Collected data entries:
## BEGIN

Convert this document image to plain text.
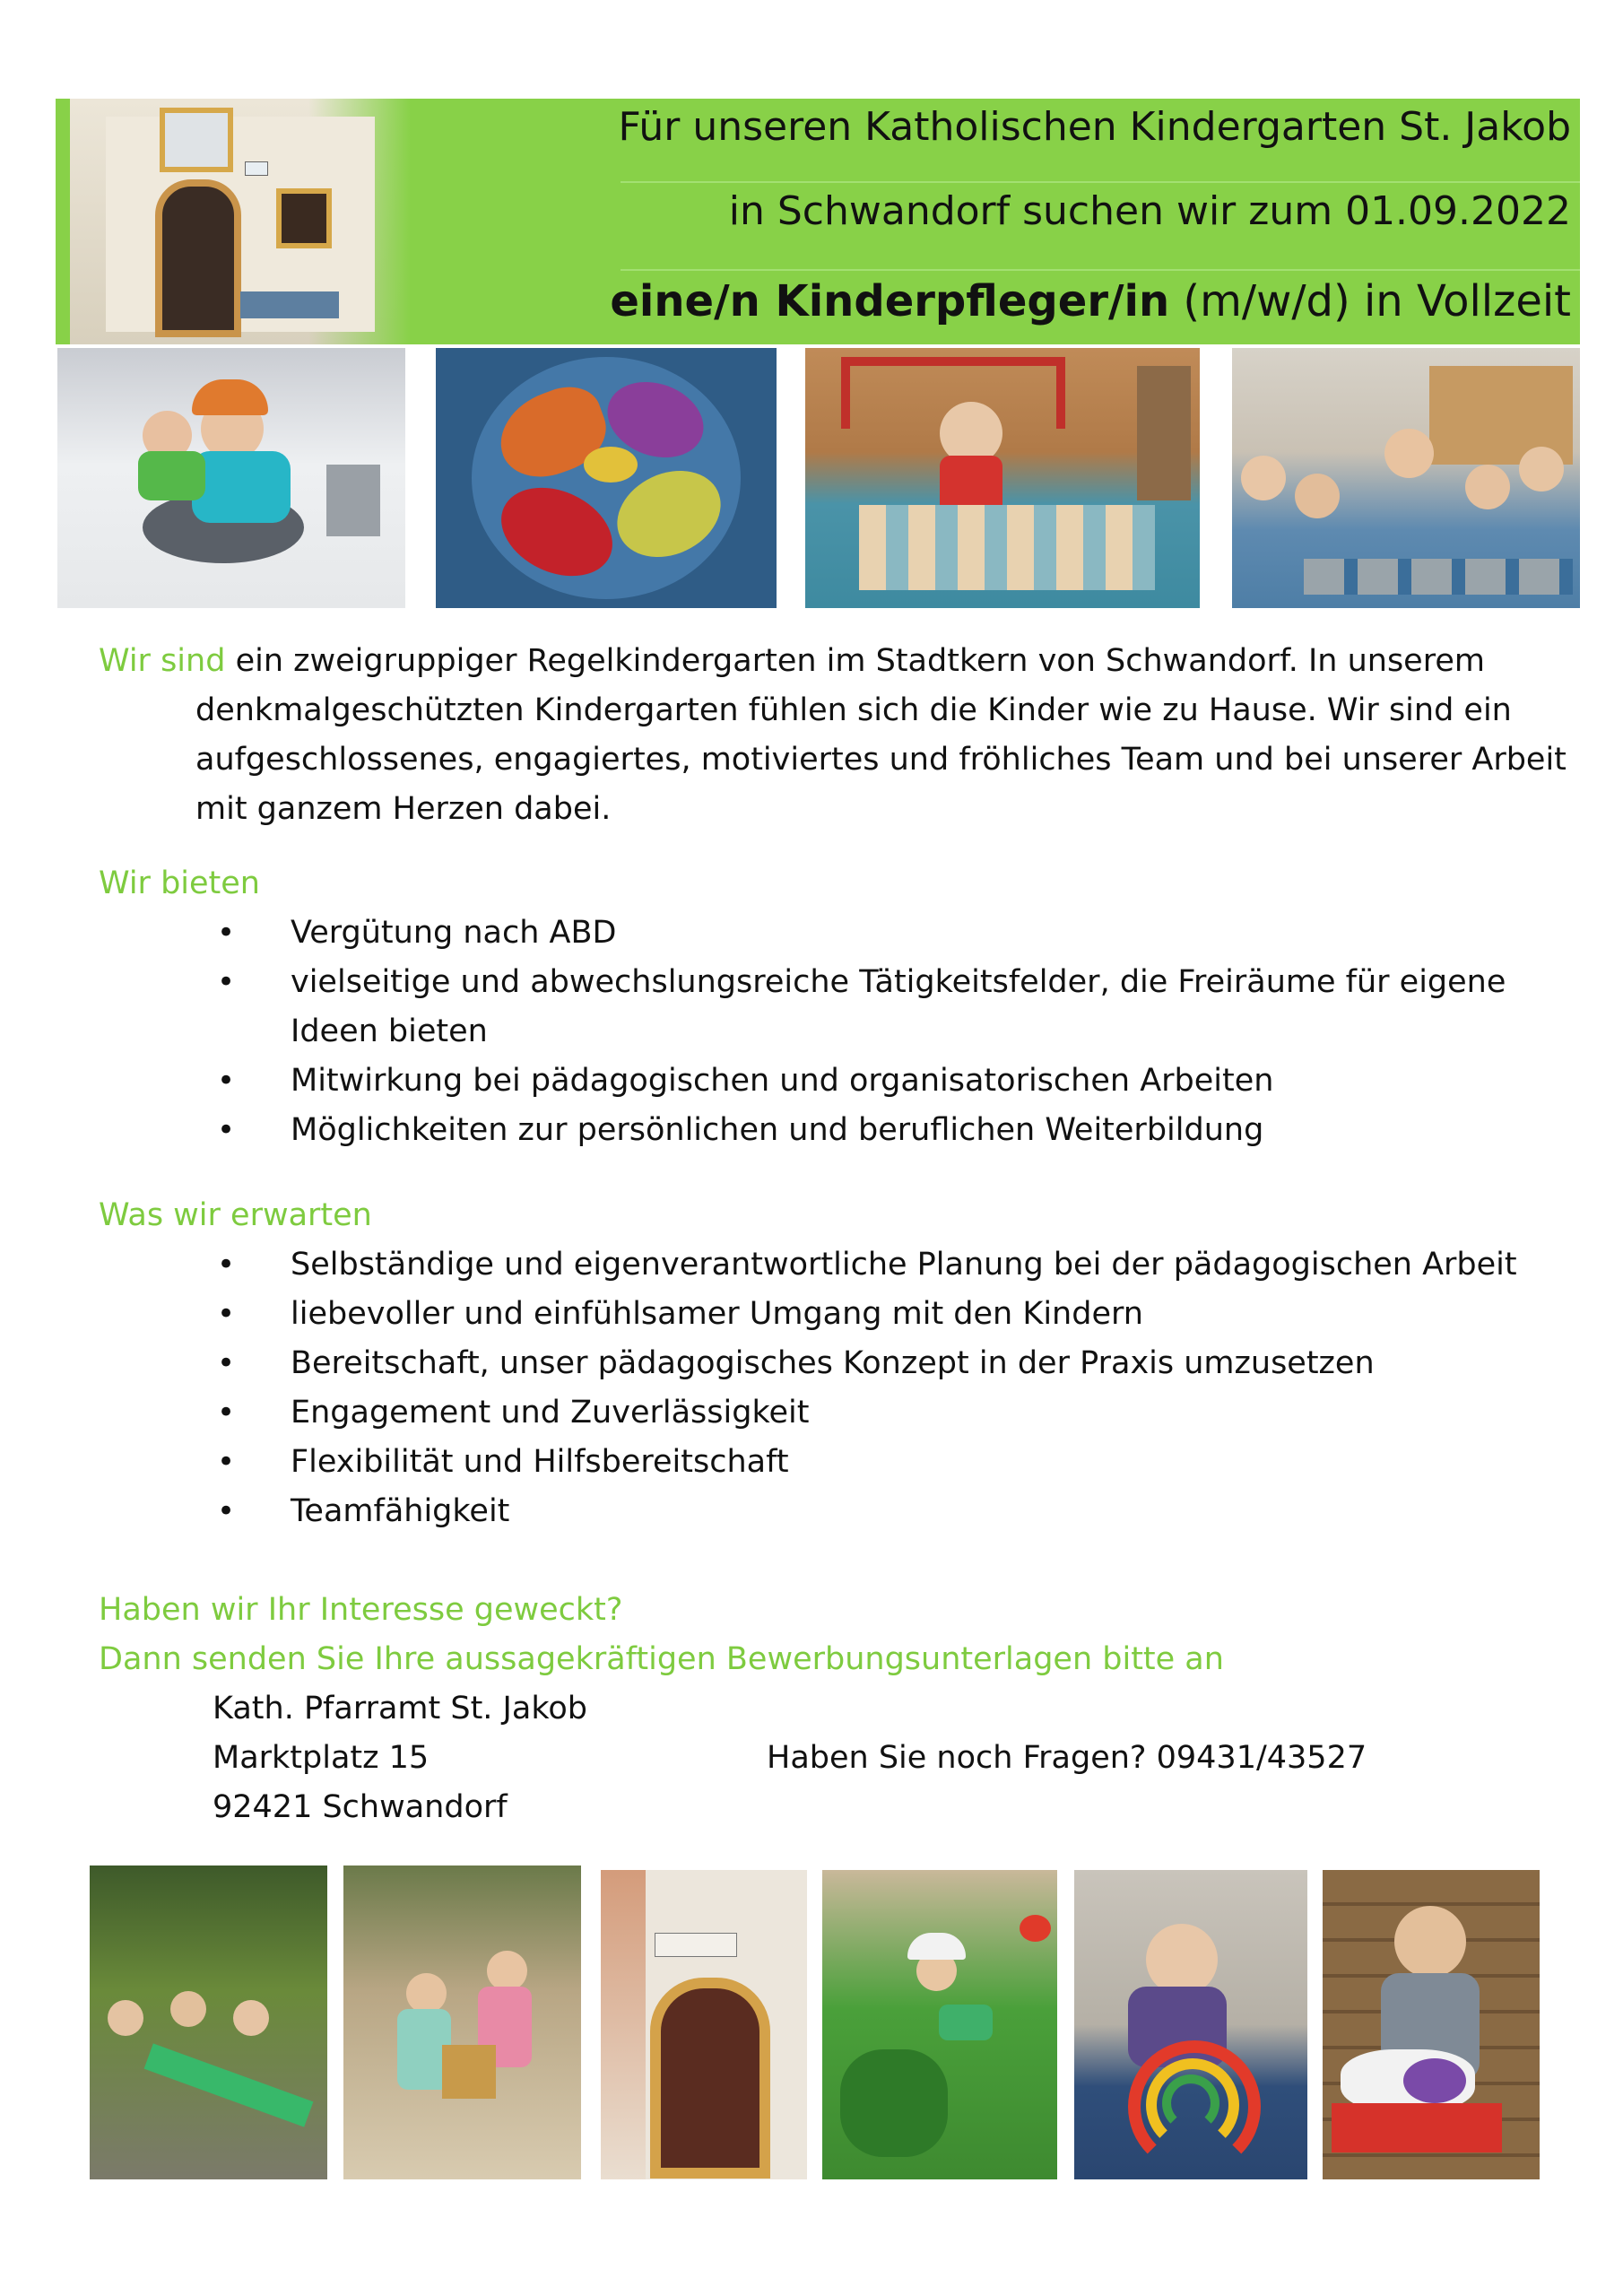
Für unseren Katholischen Kindergarten St. Jakob

in Schwandorf suchen wir zum 01.09.2022

eine/n Kinderpfleger/in (m/w/d) in Vollzeit

Wir sind ein zweigruppiger Regelkindergarten im Stadtkern von Schwandorf. In unserem

denkmalgeschützten Kindergarten fühlen sich die Kinder wie zu Hause. Wir sind ein aufgeschlossenes, engagiertes, motiviertes und fröhliches Team und bei unserer Arbeit mit ganzem Herzen dabei.

Wir bieten

• Vergütung nach ABD
• vielseitige und abwechslungsreiche Tätigkeitsfelder, die Freiräume für eigene Ideen bieten
• Mitwirkung bei pädagogischen und organisatorischen Arbeiten
• Möglichkeiten zur persönlichen und beruflichen Weiterbildung

Was wir erwarten

• Selbständige und eigenverantwortliche Planung bei der pädagogischen Arbeit
• liebevoller und einfühlsamer Umgang mit den Kindern
• Bereitschaft, unser pädagogisches Konzept in der Praxis umzusetzen
• Engagement und Zuverlässigkeit
• Flexibilität und Hilfsbereitschaft
• Teamfähigkeit

Haben wir Ihr Interesse geweckt?

Dann senden Sie Ihre aussagekräftigen Bewerbungsunterlagen bitte an

Kath. Pfarramt St. Jakob

Marktplatz 15

92421 Schwandorf

Haben Sie noch Fragen? 09431/43527
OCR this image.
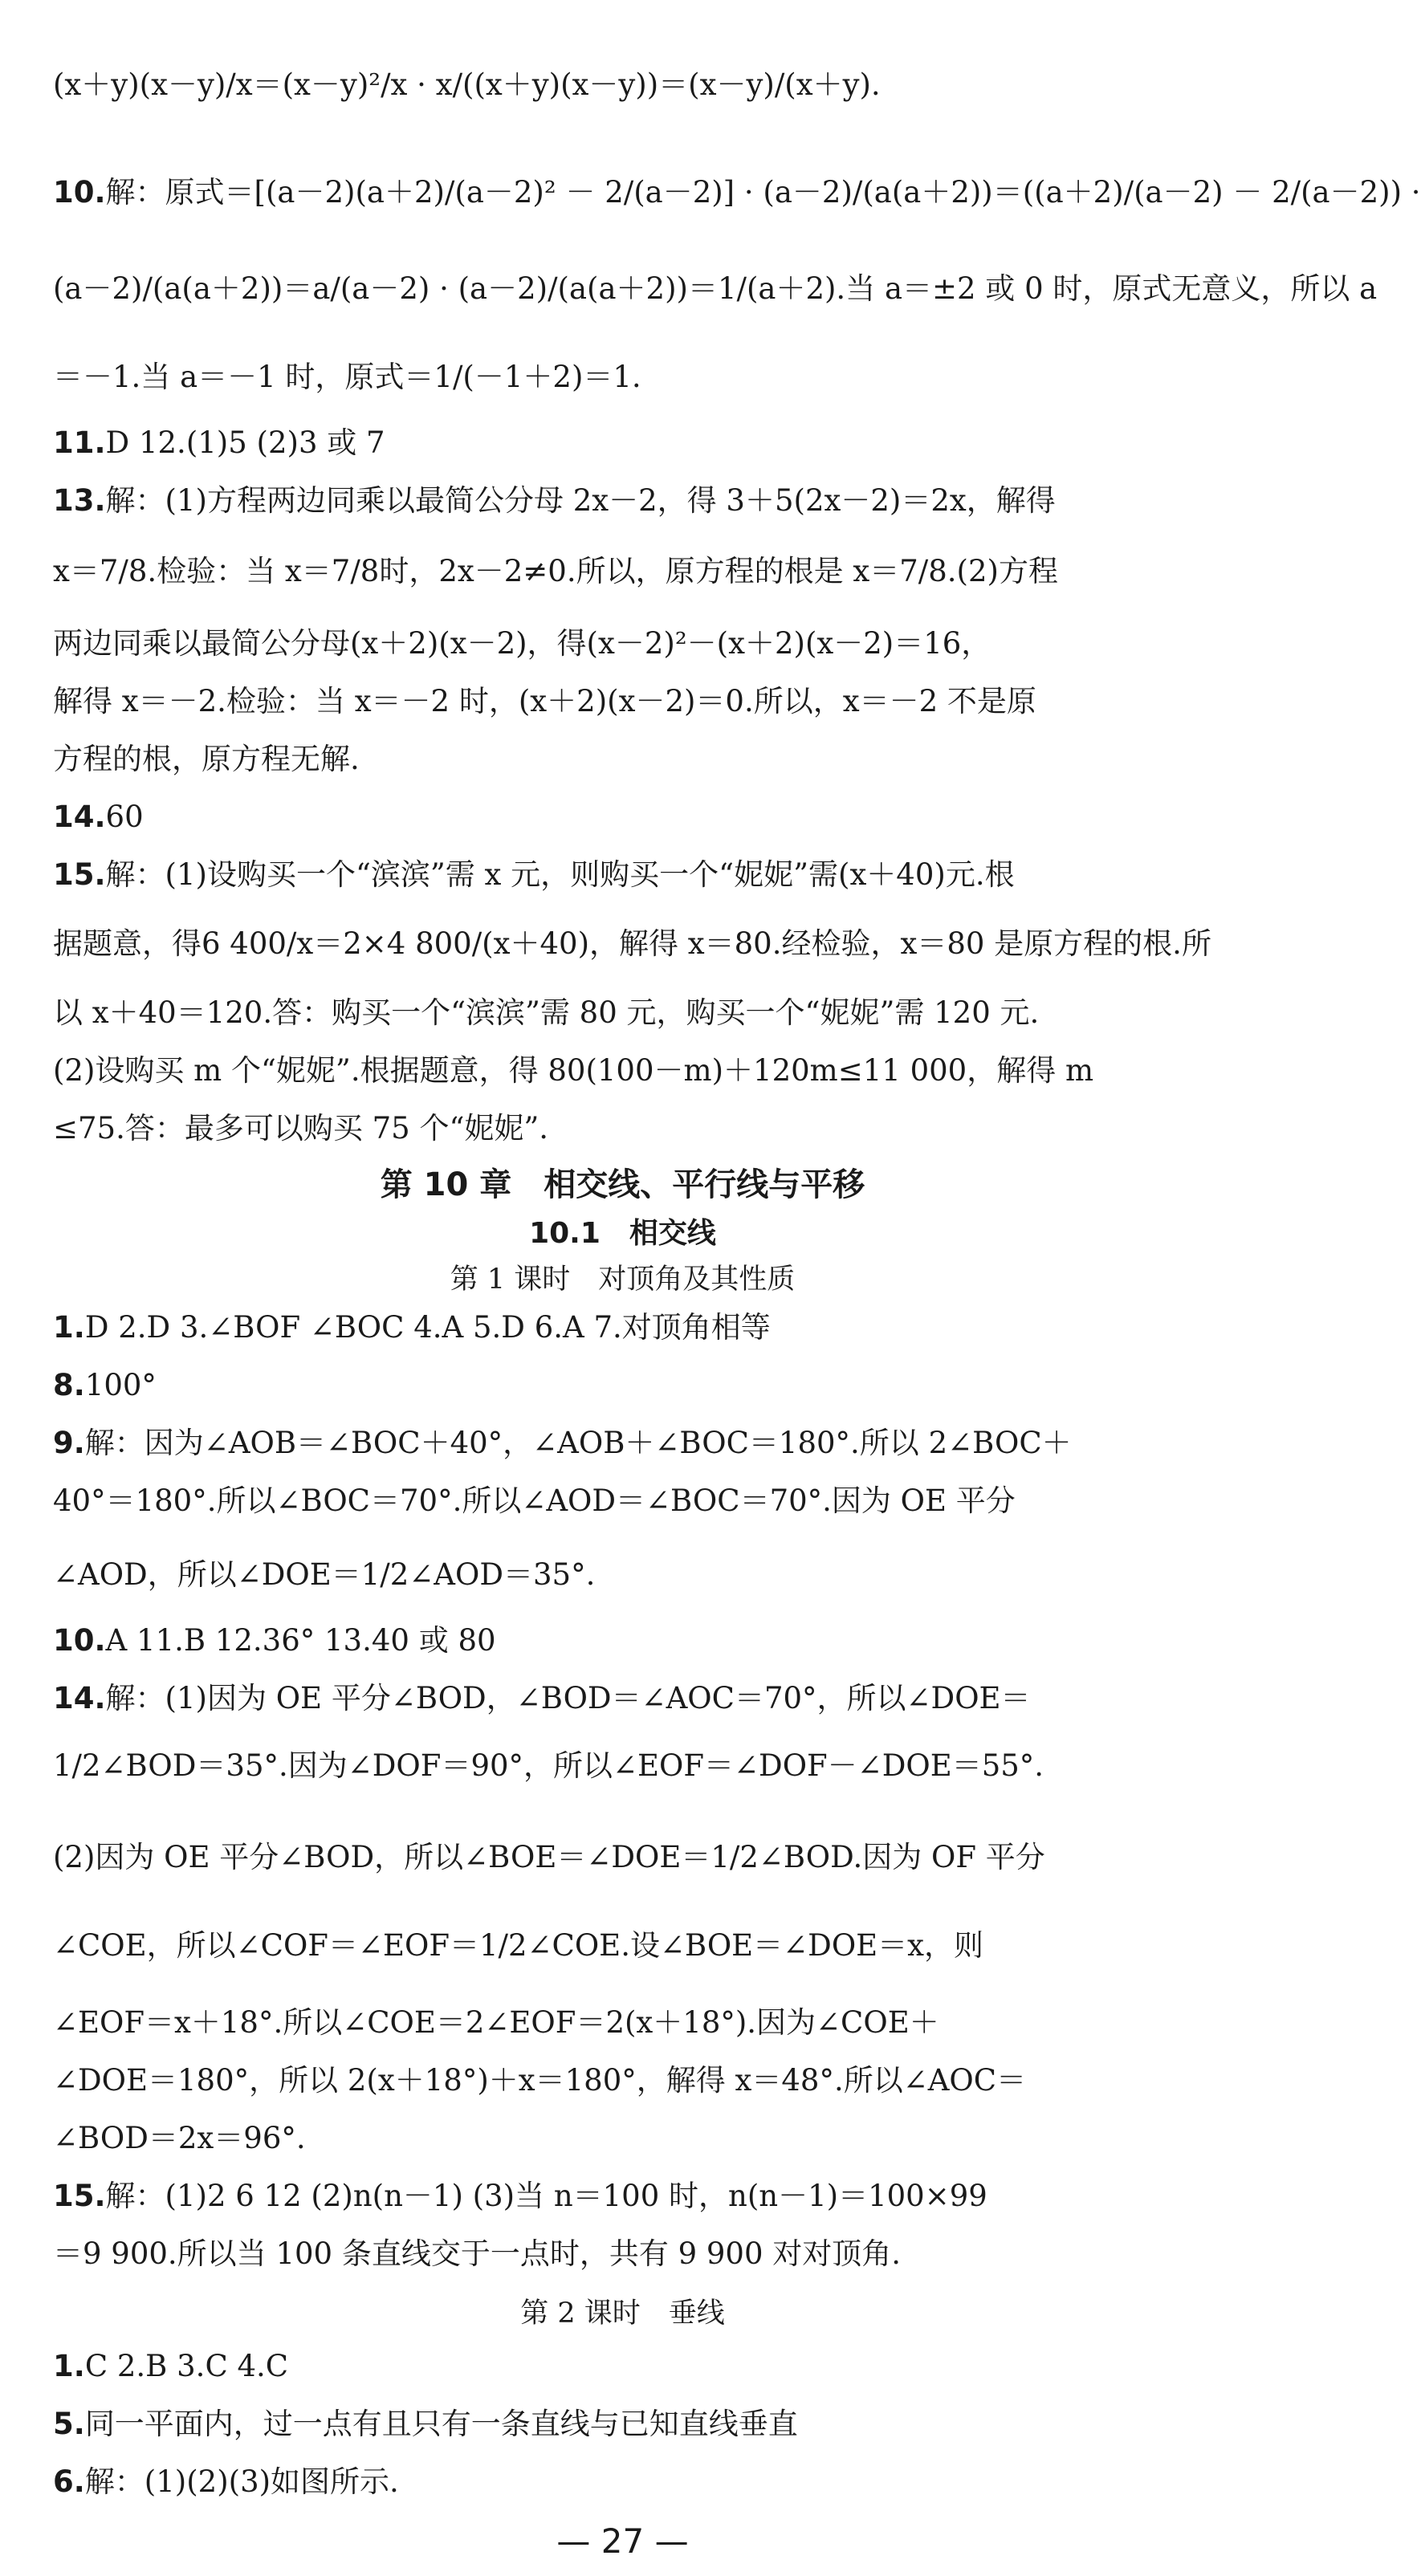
(x＋y)(x－y)/x＝(x－y)²/x · x/((x＋y)(x－y))＝(x－y)/(x＋y).
10.解：原式＝[(a－2)(a＋2)/(a－2)² － 2/(a－2)] · (a－2)/(a(a＋2))＝((a＋2)/(a－2) － 2/(a－2)) ·
(a－2)/(a(a＋2))＝a/(a－2) · (a－2)/(a(a＋2))＝1/(a＋2).当 a＝±2 或 0 时，原式无意义，所以 a
＝－1.当 a＝－1 时，原式＝1/(－1＋2)＝1.
11.D 12.(1)5 (2)3 或 7
13.解：(1)方程两边同乘以最简公分母 2x－2，得 3＋5(2x－2)＝2x，解得
x＝7/8.检验：当 x＝7/8时，2x－2≠0.所以，原方程的根是 x＝7/8.(2)方程
两边同乘以最简公分母(x＋2)(x－2)，得(x－2)²－(x＋2)(x－2)＝16，
解得 x＝－2.检验：当 x＝－2 时，(x＋2)(x－2)＝0.所以，x＝－2 不是原
方程的根，原方程无解.
14.60
15.解：(1)设购买一个“滨滨”需 x 元，则购买一个“妮妮”需(x＋40)元.根
据题意，得6 400/x＝2×4 800/(x＋40)，解得 x＝80.经检验，x＝80 是原方程的根.所
以 x＋40＝120.答：购买一个“滨滨”需 80 元，购买一个“妮妮”需 120 元.
(2)设购买 m 个“妮妮”.根据题意，得 80(100－m)＋120m≤11 000，解得 m
≤75.答：最多可以购买 75 个“妮妮”.
1.D 2.D 3.∠BOF ∠BOC 4.A 5.D 6.A 7.对顶角相等
8.100°
9.解：因为∠AOB＝∠BOC＋40°，∠AOB＋∠BOC＝180°.所以 2∠BOC＋
40°＝180°.所以∠BOC＝70°.所以∠AOD＝∠BOC＝70°.因为 OE 平分
∠AOD，所以∠DOE＝1/2∠AOD＝35°.
10.A 11.B 12.36° 13.40 或 80
14.解：(1)因为 OE 平分∠BOD，∠BOD＝∠AOC＝70°，所以∠DOE＝
1/2∠BOD＝35°.因为∠DOF＝90°，所以∠EOF＝∠DOF－∠DOE＝55°.
(2)因为 OE 平分∠BOD，所以∠BOE＝∠DOE＝1/2∠BOD.因为 OF 平分
∠COE，所以∠COF＝∠EOF＝1/2∠COE.设∠BOE＝∠DOE＝x，则
∠EOF＝x＋18°.所以∠COE＝2∠EOF＝2(x＋18°).因为∠COE＋
∠DOE＝180°，所以 2(x＋18°)＋x＝180°，解得 x＝48°.所以∠AOC＝
∠BOD＝2x＝96°.
15.解：(1)2 6 12 (2)n(n－1) (3)当 n＝100 时，n(n－1)＝100×99
＝9 900.所以当 100 条直线交于一点时，共有 9 900 对对顶角.
1.C 2.B 3.C 4.C
5.同一平面内，过一点有且只有一条直线与已知直线垂直
6.解：(1)(2)(3)如图所示.
第 10 章　相交线、平行线与平移
10.1　相交线
第 1 课时　对顶角及其性质
第 2 课时　垂线
— 27 —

## END

Output every entry word for word, but omit the pictures.

§ RESPONSE FOR THIS EXERCISE
Convert this document image to plain text.
Für unseren Katholischen Kindergarten St. Jakob

in Schwandorf suchen wir zum 01.09.2022

eine/n Kinderpfleger/in (m/w/d) in Vollzeit

Wir sind ein zweigruppiger Regelkindergarten im Stadtkern von Schwandorf. In unserem

denkmalgeschützten Kindergarten fühlen sich die Kinder wie zu Hause. Wir sind ein aufgeschlossenes, engagiertes, motiviertes und fröhliches Team und bei unserer Arbeit mit ganzem Herzen dabei.

Wir bieten

• Vergütung nach ABD
• vielseitige und abwechslungsreiche Tätigkeitsfelder, die Freiräume für eigene Ideen bieten
• Mitwirkung bei pädagogischen und organisatorischen Arbeiten
• Möglichkeiten zur persönlichen und beruflichen Weiterbildung

Was wir erwarten

• Selbständige und eigenverantwortliche Planung bei der pädagogischen Arbeit
• liebevoller und einfühlsamer Umgang mit den Kindern
• Bereitschaft, unser pädagogisches Konzept in der Praxis umzusetzen
• Engagement und Zuverlässigkeit
• Flexibilität und Hilfsbereitschaft
• Teamfähigkeit

Haben wir Ihr Interesse geweckt?

Dann senden Sie Ihre aussagekräftigen Bewerbungsunterlagen bitte an

Kath. Pfarramt St. Jakob

Marktplatz 15

92421 Schwandorf

Haben Sie noch Fragen? 09431/43527
OCR this image.
(x＋y)(x－y)/x＝(x－y)²/x · x/((x＋y)(x－y))＝(x－y)/(x＋y).
10.解：原式＝[(a－2)(a＋2)/(a－2)² － 2/(a－2)] · (a－2)/(a(a＋2))＝((a＋2)/(a－2) － 2/(a－2)) ·
(a－2)/(a(a＋2))＝a/(a－2) · (a－2)/(a(a＋2))＝1/(a＋2).当 a＝±2 或 0 时，原式无意义，所以 a
＝－1.当 a＝－1 时，原式＝1/(－1＋2)＝1.
11.D 12.(1)5 (2)3 或 7
13.解：(1)方程两边同乘以最简公分母 2x－2，得 3＋5(2x－2)＝2x，解得
x＝7/8.检验：当 x＝7/8时，2x－2≠0.所以，原方程的根是 x＝7/8.(2)方程
两边同乘以最简公分母(x＋2)(x－2)，得(x－2)²－(x＋2)(x－2)＝16，
解得 x＝－2.检验：当 x＝－2 时，(x＋2)(x－2)＝0.所以，x＝－2 不是原
方程的根，原方程无解.
14.60
15.解：(1)设购买一个“滨滨”需 x 元，则购买一个“妮妮”需(x＋40)元.根
据题意，得6 400/x＝2×4 800/(x＋40)，解得 x＝80.经检验，x＝80 是原方程的根.所
以 x＋40＝120.答：购买一个“滨滨”需 80 元，购买一个“妮妮”需 120 元.
(2)设购买 m 个“妮妮”.根据题意，得 80(100－m)＋120m≤11 000，解得 m
≤75.答：最多可以购买 75 个“妮妮”.
1.D 2.D 3.∠BOF ∠BOC 4.A 5.D 6.A 7.对顶角相等
8.100°
9.解：因为∠AOB＝∠BOC＋40°，∠AOB＋∠BOC＝180°.所以 2∠BOC＋
40°＝180°.所以∠BOC＝70°.所以∠AOD＝∠BOC＝70°.因为 OE 平分
∠AOD，所以∠DOE＝1/2∠AOD＝35°.
10.A 11.B 12.36° 13.40 或 80
14.解：(1)因为 OE 平分∠BOD，∠BOD＝∠AOC＝70°，所以∠DOE＝
1/2∠BOD＝35°.因为∠DOF＝90°，所以∠EOF＝∠DOF－∠DOE＝55°.
(2)因为 OE 平分∠BOD，所以∠BOE＝∠DOE＝1/2∠BOD.因为 OF 平分
∠COE，所以∠COF＝∠EOF＝1/2∠COE.设∠BOE＝∠DOE＝x，则
∠EOF＝x＋18°.所以∠COE＝2∠EOF＝2(x＋18°).因为∠COE＋
∠DOE＝180°，所以 2(x＋18°)＋x＝180°，解得 x＝48°.所以∠AOC＝
∠BOD＝2x＝96°.
15.解：(1)2 6 12 (2)n(n－1) (3)当 n＝100 时，n(n－1)＝100×99
＝9 900.所以当 100 条直线交于一点时，共有 9 900 对对顶角.
1.C 2.B 3.C 4.C
5.同一平面内，过一点有且只有一条直线与已知直线垂直
6.解：(1)(2)(3)如图所示.
第 10 章　相交线、平行线与平移
10.1　相交线
第 1 课时　对顶角及其性质
第 2 课时　垂线
— 27 —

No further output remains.